WORK TO DO:
Every record below is to be retyped exactly.

..............................

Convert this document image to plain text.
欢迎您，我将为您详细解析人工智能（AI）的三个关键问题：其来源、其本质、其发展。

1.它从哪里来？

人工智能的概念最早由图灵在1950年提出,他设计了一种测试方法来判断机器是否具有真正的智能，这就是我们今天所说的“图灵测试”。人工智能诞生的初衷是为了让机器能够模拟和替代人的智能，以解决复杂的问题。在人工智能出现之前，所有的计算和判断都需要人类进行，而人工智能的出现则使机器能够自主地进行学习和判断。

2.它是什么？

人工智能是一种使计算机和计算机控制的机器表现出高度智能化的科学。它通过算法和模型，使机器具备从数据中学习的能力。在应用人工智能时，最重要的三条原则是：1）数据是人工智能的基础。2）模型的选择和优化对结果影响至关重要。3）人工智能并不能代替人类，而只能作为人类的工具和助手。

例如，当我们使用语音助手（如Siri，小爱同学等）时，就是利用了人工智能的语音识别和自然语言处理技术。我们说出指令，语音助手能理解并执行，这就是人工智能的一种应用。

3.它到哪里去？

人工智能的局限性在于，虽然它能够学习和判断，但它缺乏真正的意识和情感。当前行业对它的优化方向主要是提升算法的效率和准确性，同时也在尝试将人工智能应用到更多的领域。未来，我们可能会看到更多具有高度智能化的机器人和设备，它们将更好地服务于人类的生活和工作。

..............................

WRITTEN SOLUTION:
Convert this document image to plain text.
欢迎您，我将为您详细解析人工智能（AI）的三个关键问题：其来源、其本质、其发展。

1.它从哪里来？

人工智能的概念最早由图灵在1950年提出,他设计了一种测试方法来判断机器是否具有真正的智能，这就是我们今天所说的“图灵测试”。人工智能诞生的初衷是为了让机器能够模拟和替代人的智能，以解决复杂的问题。在人工智能出现之前，所有的计算和判断都需要人类进行，而人工智能的出现则使机器能够自主地进行学习和判断。

2.它是什么？

人工智能是一种使计算机和计算机控制的机器表现出高度智能化的科学。它通过算法和模型，使机器具备从数据中学习的能力。在应用人工智能时，最重要的三条原则是：1）数据是人工智能的基础。2）模型的选择和优化对结果影响至关重要。3）人工智能并不能代替人类，而只能作为人类的工具和助手。

例如，当我们使用语音助手（如Siri，小爱同学等）时，就是利用了人工智能的语音识别和自然语言处理技术。我们说出指令，语音助手能理解并执行，这就是人工智能的一种应用。

3.它到哪里去？

人工智能的局限性在于，虽然它能够学习和判断，但它缺乏真正的意识和情感。当前行业对它的优化方向主要是提升算法的效率和准确性，同时也在尝试将人工智能应用到更多的领域。未来，我们可能会看到更多具有高度智能化的机器人和设备，它们将更好地服务于人类的生活和工作。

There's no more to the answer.